--- BEGIN ---
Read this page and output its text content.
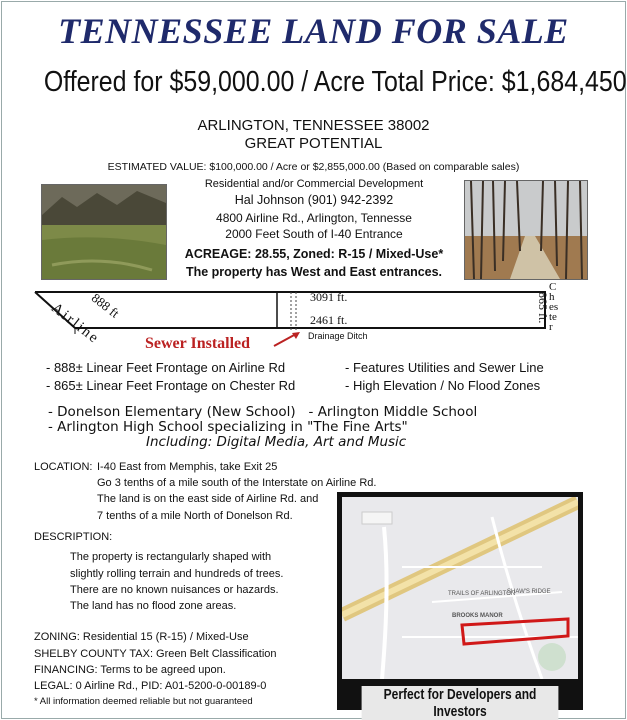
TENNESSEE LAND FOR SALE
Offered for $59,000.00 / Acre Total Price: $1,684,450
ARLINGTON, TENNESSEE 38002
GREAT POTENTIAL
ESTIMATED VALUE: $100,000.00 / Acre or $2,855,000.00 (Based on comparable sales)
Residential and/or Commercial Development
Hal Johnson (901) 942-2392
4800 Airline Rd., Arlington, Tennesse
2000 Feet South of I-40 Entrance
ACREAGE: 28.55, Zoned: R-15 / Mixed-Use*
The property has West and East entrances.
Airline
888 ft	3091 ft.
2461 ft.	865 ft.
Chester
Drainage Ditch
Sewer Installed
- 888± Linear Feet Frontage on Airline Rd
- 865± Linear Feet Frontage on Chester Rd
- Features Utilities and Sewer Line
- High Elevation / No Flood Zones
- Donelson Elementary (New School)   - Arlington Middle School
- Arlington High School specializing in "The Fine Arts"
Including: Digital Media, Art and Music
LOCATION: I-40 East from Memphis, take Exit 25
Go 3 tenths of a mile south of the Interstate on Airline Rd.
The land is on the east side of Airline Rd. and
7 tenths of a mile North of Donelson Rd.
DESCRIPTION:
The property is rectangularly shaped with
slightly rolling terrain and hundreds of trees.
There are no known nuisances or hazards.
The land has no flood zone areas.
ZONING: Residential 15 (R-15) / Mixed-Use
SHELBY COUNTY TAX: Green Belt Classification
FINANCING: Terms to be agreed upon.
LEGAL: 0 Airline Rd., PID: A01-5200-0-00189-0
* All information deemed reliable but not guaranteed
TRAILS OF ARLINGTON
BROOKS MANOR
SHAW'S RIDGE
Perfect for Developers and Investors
--- END ---
• [Exercise objective]:
Review the material and copy each line in which the word "Airline" appears.

• [Result for this exercise]:
4800 Airline Rd., Arlington, Tennesse
Airline
- 888± Linear Feet Frontage on Airline Rd
Go 3 tenths of a mile south of the Interstate on Airline Rd.
The land is on the east side of Airline Rd. and
LEGAL: 0 Airline Rd., PID: A01-5200-0-00189-0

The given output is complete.